The official language is English. Students may use their mother tongue. Programming problems will be formulated in English and then translated by the team leaders to the mother tongue of their team. Both versions will be given to students. Team leaders must be able to speak and write in English, as well as the language of their team.

The computers will be IBM PCs compatible with selected software packages. Only the computers and software with built-in help facilities provided by the organizers may be used in the competition. The use of digital, printed, sound and other materials will be forbidden. The programming languages of the contest are Basic (QBasic, Visual Studio), Pascal (Free Pascal), C/C++ (Visual Studio), C# (Visual Studio). The precise versions of these languages will be updated each year. The compilers and programming environments for the above mentioned programming languages will be installed on the hard disk.

On the day before first competition day competitors are entitled to try the equipment for up to one hour.


Problems
All problems are algorithmically oriented. No special hardware requirement or software packages and libraries (e.g. graphic packages) will be needed to solve the problems. Program reads input data from standard input (keyboard) and writes results to standard output (console) or from files. The problems must be formulated so that they can be solved with standard set of statements of the used programming language, standard primitive data types, strings, one-dimensional and/or two-dimensional arrays and elementary type constructions. It is supposed that general knowledge of elementary mathematics and programming is known by competitors:
• elementary properties of integers (prime and composite numbers, odd and even numbers and divisibility), properties of sequences (arithmetic, geometric, recurrent), and elementary combinatorial principles (sum and product rules, pigeon hole and inclusion – exclusion principle),
• elementary properties of geometrical figures (triangles including Pythagorean theorem, squares, rectangles, and polygons. Coordinate system of integer and real rectangular coordinates in the plane including calculating distance of two points, straight line equations and their intersections),
• elementary algorithms (exhaustive search, elementary sorting and searching algorithms, case by case analysis, trading time complexity for space complexity).

Short exercise A
According to the competition rules, how long may competitors try the equipment on the day before the first competition day?

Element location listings
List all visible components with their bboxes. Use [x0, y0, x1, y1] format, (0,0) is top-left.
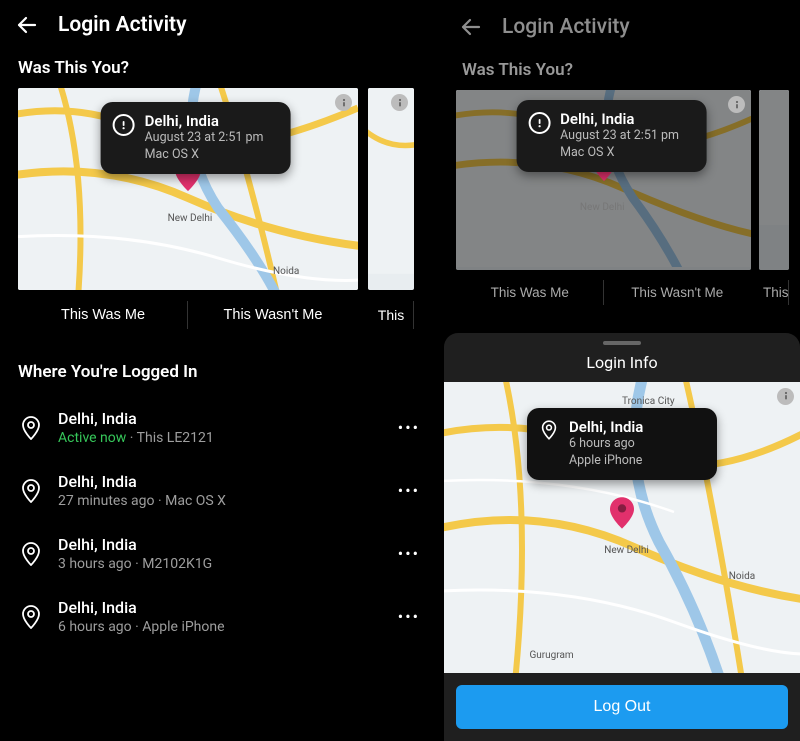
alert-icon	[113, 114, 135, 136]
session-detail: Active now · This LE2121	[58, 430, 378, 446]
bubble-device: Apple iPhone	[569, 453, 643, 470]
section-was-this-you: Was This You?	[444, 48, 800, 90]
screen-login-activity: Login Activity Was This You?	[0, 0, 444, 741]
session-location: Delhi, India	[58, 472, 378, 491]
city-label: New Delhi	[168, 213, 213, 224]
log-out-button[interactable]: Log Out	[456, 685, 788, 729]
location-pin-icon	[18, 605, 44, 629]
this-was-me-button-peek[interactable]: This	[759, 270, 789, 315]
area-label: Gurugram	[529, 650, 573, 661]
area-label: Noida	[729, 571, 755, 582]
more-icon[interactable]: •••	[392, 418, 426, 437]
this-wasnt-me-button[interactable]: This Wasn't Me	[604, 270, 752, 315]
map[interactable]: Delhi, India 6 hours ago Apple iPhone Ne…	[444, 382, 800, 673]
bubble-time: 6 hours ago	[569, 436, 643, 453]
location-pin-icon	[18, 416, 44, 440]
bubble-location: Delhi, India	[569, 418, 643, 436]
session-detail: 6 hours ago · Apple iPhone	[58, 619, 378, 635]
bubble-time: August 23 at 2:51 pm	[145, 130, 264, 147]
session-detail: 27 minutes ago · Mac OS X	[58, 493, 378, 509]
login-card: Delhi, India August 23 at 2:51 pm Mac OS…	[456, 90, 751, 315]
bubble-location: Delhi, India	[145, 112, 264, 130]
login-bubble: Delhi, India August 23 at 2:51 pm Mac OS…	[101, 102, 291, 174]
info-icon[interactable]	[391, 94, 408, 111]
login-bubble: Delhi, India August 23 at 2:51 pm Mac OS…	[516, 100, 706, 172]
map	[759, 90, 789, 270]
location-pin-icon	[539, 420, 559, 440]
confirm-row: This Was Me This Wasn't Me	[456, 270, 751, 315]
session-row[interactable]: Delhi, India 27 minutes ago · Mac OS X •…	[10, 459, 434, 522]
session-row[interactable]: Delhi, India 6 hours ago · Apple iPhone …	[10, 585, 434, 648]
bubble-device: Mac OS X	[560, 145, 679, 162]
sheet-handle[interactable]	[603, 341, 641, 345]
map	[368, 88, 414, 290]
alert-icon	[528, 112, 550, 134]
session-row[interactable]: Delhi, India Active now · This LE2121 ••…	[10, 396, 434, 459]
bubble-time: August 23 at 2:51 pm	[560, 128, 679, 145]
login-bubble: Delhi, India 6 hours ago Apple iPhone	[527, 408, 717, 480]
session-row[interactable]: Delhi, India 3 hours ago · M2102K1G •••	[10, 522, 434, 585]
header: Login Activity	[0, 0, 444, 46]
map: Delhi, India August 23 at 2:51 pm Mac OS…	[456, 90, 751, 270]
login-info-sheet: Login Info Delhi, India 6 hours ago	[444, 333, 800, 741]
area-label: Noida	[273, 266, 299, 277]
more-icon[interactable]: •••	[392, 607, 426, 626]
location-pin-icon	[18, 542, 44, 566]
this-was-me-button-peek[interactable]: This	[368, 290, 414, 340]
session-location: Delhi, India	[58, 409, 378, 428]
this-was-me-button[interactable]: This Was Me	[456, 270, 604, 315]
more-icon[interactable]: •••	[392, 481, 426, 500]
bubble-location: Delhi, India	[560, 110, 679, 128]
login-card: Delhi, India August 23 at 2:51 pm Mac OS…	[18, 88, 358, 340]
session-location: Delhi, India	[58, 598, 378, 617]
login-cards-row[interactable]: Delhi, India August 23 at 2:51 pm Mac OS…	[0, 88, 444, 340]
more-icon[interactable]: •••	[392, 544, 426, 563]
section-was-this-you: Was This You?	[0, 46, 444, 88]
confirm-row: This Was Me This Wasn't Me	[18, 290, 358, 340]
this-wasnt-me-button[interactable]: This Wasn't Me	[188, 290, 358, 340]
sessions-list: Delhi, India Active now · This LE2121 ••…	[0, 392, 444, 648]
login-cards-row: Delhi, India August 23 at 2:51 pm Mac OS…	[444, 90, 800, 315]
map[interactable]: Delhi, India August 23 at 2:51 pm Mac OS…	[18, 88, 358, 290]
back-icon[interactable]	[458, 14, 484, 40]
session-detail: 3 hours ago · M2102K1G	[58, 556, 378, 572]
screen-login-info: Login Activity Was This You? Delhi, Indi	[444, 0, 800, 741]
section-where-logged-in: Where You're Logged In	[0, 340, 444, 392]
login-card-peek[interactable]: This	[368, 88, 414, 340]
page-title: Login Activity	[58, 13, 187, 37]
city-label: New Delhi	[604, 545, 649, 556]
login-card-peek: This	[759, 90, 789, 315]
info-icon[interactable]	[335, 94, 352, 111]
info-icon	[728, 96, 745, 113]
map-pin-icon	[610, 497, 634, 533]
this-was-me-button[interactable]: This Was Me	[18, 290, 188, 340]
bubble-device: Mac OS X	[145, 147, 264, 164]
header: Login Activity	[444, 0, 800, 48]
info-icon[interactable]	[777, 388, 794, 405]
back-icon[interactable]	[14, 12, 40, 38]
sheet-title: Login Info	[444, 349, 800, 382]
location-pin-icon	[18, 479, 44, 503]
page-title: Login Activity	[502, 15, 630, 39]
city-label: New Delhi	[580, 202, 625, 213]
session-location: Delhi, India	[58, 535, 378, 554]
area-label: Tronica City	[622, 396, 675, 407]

Short exercise B
In the records, take the lines between the one holding "114, 135, 136]" and the one holding "112, 550, 134]", inclusive, and substitute "session-info" for "session-detail". Return only those lines, with everything else unchanged.

Exercise solution A
Up to one hour.

Exercise solution B
alert-icon	[113, 114, 135, 136]
session-info: Active now · This LE2121	[58, 430, 378, 446]
bubble-device: Apple iPhone	[569, 453, 643, 470]
section-was-this-you: Was This You?	[444, 48, 800, 90]
screen-login-activity: Login Activity Was This You?	[0, 0, 444, 741]
session-location: Delhi, India	[58, 472, 378, 491]
city-label: New Delhi	[168, 213, 213, 224]
log-out-button[interactable]: Log Out	[456, 685, 788, 729]
location-pin-icon	[18, 605, 44, 629]
this-was-me-button-peek[interactable]: This	[759, 270, 789, 315]
area-label: Gurugram	[529, 650, 573, 661]
area-label: Noida	[729, 571, 755, 582]
more-icon[interactable]: •••	[392, 418, 426, 437]
this-wasnt-me-button[interactable]: This Wasn't Me	[604, 270, 752, 315]
map[interactable]: Delhi, India 6 hours ago Apple iPhone Ne…	[444, 382, 800, 673]
bubble-time: 6 hours ago	[569, 436, 643, 453]
location-pin-icon	[18, 416, 44, 440]
bubble-location: Delhi, India	[569, 418, 643, 436]
session-info: 6 hours ago · Apple iPhone	[58, 619, 378, 635]
bubble-time: August 23 at 2:51 pm	[145, 130, 264, 147]
session-info: 27 minutes ago · Mac OS X	[58, 493, 378, 509]
login-card: Delhi, India August 23 at 2:51 pm Mac OS…	[456, 90, 751, 315]
bubble-location: Delhi, India	[145, 112, 264, 130]
login-bubble: Delhi, India August 23 at 2:51 pm Mac OS…	[101, 102, 291, 174]
info-icon[interactable]	[391, 94, 408, 111]
login-bubble: Delhi, India August 23 at 2:51 pm Mac OS…	[516, 100, 706, 172]
map	[759, 90, 789, 270]
location-pin-icon	[539, 420, 559, 440]
confirm-row: This Was Me This Wasn't Me	[456, 270, 751, 315]
session-row[interactable]: Delhi, India 27 minutes ago · Mac OS X •…	[10, 459, 434, 522]
session-row[interactable]: Delhi, India 6 hours ago · Apple iPhone …	[10, 585, 434, 648]
bubble-device: Mac OS X	[560, 145, 679, 162]
sheet-handle[interactable]	[603, 341, 641, 345]
map	[368, 88, 414, 290]
alert-icon	[528, 112, 550, 134]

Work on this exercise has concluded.